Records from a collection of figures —
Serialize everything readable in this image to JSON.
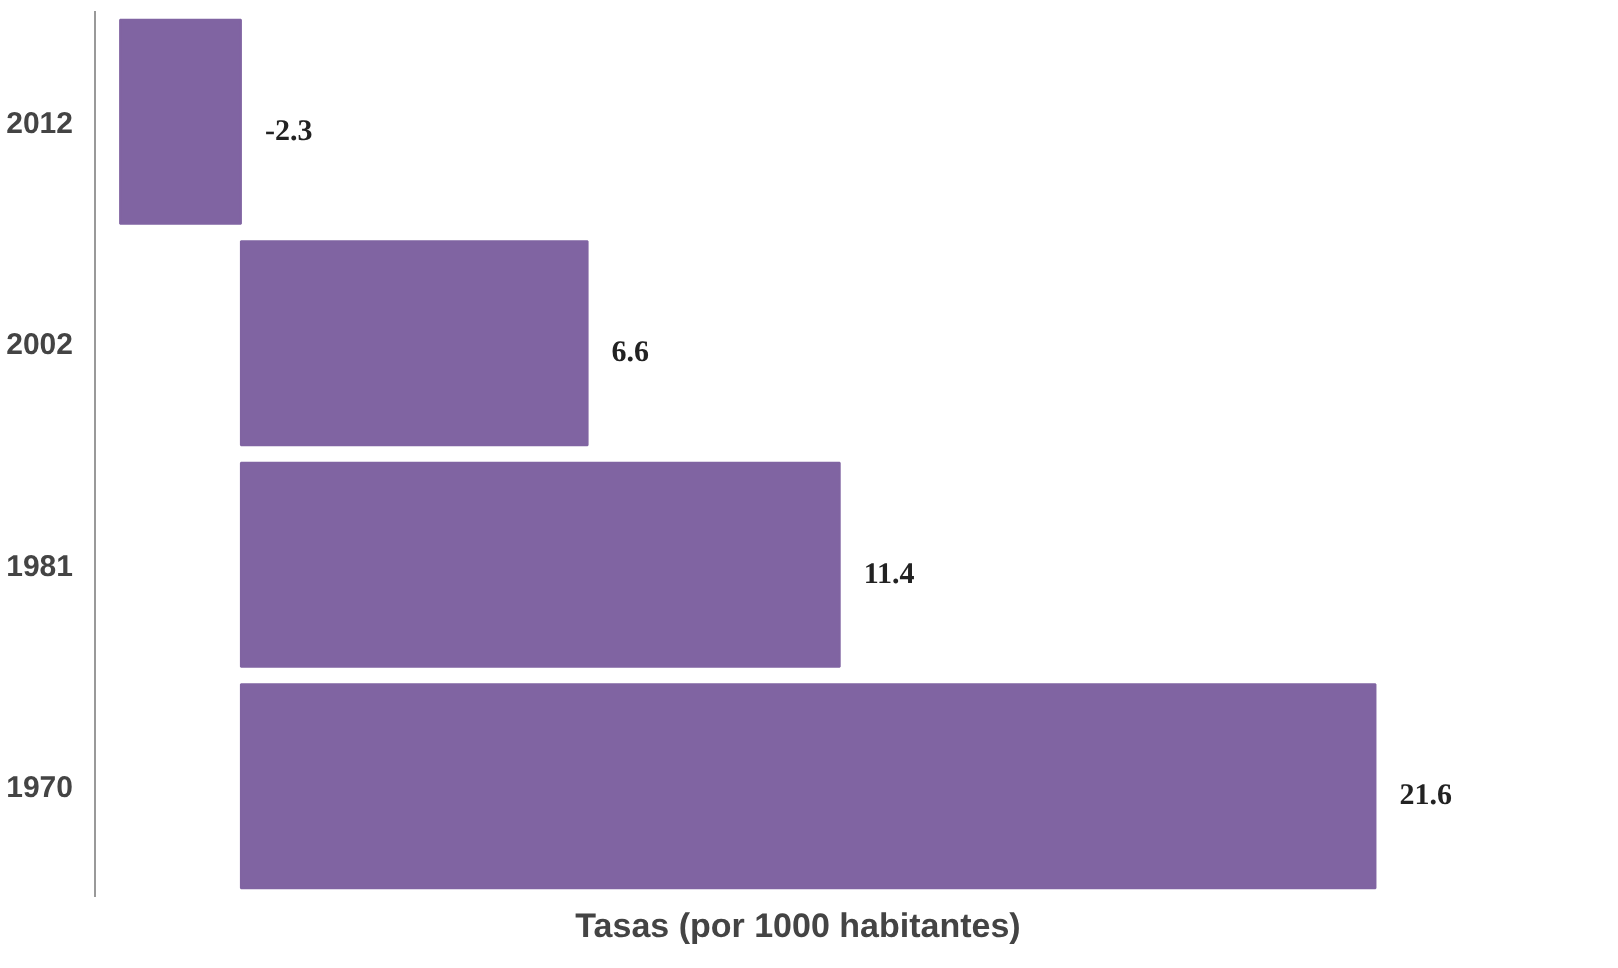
{
  "chart_data": {
    "type": "bar",
    "orientation": "horizontal",
    "xlabel": "Tasas (por 1000 habitantes)",
    "categories": [
      "2012",
      "2002",
      "1981",
      "1970"
    ],
    "series": [
      {
        "color": "#8064a2",
        "values": [
          -2.3,
          6.6,
          11.4,
          21.6
        ]
      }
    ],
    "data_labels": true,
    "grid": false,
    "tick_labels": "y"
  }
}
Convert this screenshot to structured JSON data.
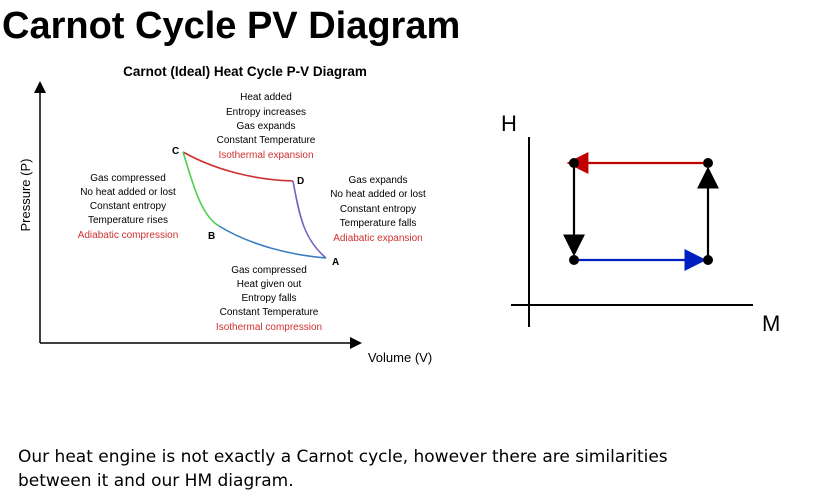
{
  "slide": {
    "title": "Carnot Cycle PV Diagram",
    "caption_line1": "Our heat engine is not exactly a Carnot cycle, however there are similarities",
    "caption_line2": "between it and our HM diagram."
  },
  "pv_diagram": {
    "title": "Carnot (Ideal) Heat Cycle P-V Diagram",
    "y_axis_label": "Pressure (P)",
    "x_axis_label": "Volume (V)",
    "points": {
      "A": "A",
      "B": "B",
      "C": "C",
      "D": "D"
    },
    "top_note": [
      "Heat added",
      "Entropy increases",
      "Gas expands",
      "Constant Temperature"
    ],
    "top_process": "Isothermal expansion",
    "left_note": [
      "Gas compressed",
      "No heat added or lost",
      "Constant entropy",
      "Temperature rises"
    ],
    "left_process": "Adiabatic  compression",
    "right_note": [
      "Gas expands",
      "No heat added or lost",
      "Constant entropy",
      "Temperature falls"
    ],
    "right_process": "Adiabatic expansion",
    "bottom_note": [
      "Gas compressed",
      "Heat given out",
      "Entropy falls",
      "Constant Temperature"
    ],
    "bottom_process": "Isothermal compression",
    "colors": {
      "isothermal_expansion": "#d03030",
      "adiabatic_expansion": "#7b5fc0",
      "isothermal_compression": "#3a7fc2",
      "adiabatic_compression": "#4cd04c",
      "process_text": "#d03030"
    }
  },
  "hm_diagram": {
    "y_axis_label": "H",
    "x_axis_label": "M",
    "colors": {
      "top_arrow": "#c00000",
      "bottom_arrow": "#0020c0",
      "side_arrows": "#000000"
    }
  }
}
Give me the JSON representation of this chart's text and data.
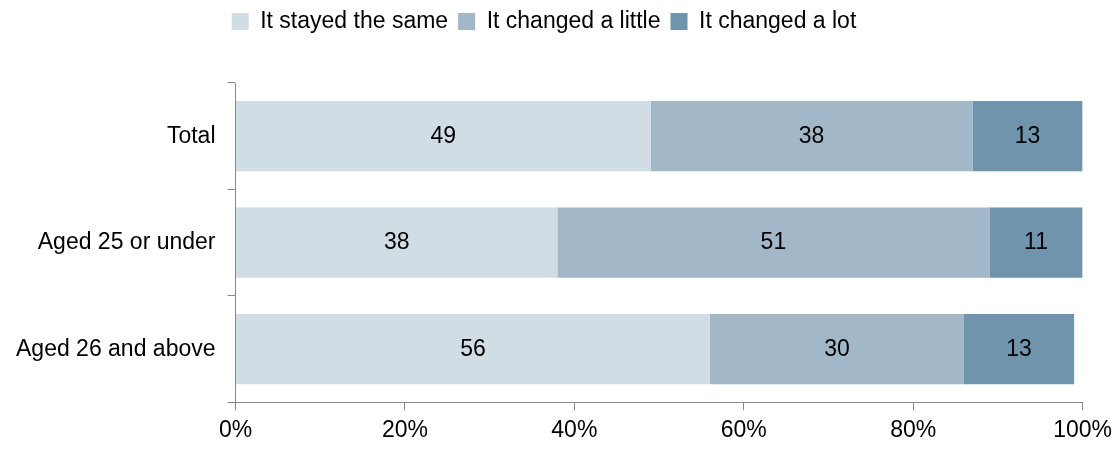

GIVEN EXERCISE —
Write the records above out again exactly, with no pictures in your copy.

RESPONSE TO THE TASK —
Serialize everything readable in this image to JSON.
{
  "chart_data": {
    "type": "bar",
    "orientation": "horizontal",
    "xlabel": "Tasas (por 1000 habitantes)",
    "categories": [
      "2012",
      "2002",
      "1981",
      "1970"
    ],
    "series": [
      {
        "color": "#8064a2",
        "values": [
          -2.3,
          6.6,
          11.4,
          21.6
        ]
      }
    ],
    "data_labels": true,
    "grid": false,
    "tick_labels": "y"
  }
}
Convert this screenshot to structured JSON data.
{
  "slide": {
    "title": "Carnot Cycle PV Diagram",
    "caption_line1": "Our heat engine is not exactly a Carnot cycle, however there are similarities",
    "caption_line2": "between it and our HM diagram."
  },
  "pv_diagram": {
    "title": "Carnot (Ideal) Heat Cycle P-V Diagram",
    "y_axis_label": "Pressure (P)",
    "x_axis_label": "Volume (V)",
    "points": {
      "A": "A",
      "B": "B",
      "C": "C",
      "D": "D"
    },
    "top_note": [
      "Heat added",
      "Entropy increases",
      "Gas expands",
      "Constant Temperature"
    ],
    "top_process": "Isothermal expansion",
    "left_note": [
      "Gas compressed",
      "No heat added or lost",
      "Constant entropy",
      "Temperature rises"
    ],
    "left_process": "Adiabatic  compression",
    "right_note": [
      "Gas expands",
      "No heat added or lost",
      "Constant entropy",
      "Temperature falls"
    ],
    "right_process": "Adiabatic expansion",
    "bottom_note": [
      "Gas compressed",
      "Heat given out",
      "Entropy falls",
      "Constant Temperature"
    ],
    "bottom_process": "Isothermal compression",
    "colors": {
      "isothermal_expansion": "#d03030",
      "adiabatic_expansion": "#7b5fc0",
      "isothermal_compression": "#3a7fc2",
      "adiabatic_compression": "#4cd04c",
      "process_text": "#d03030"
    }
  },
  "hm_diagram": {
    "y_axis_label": "H",
    "x_axis_label": "M",
    "colors": {
      "top_arrow": "#c00000",
      "bottom_arrow": "#0020c0",
      "side_arrows": "#000000"
    }
  }
}
Give me the JSON representation of this chart's text and data.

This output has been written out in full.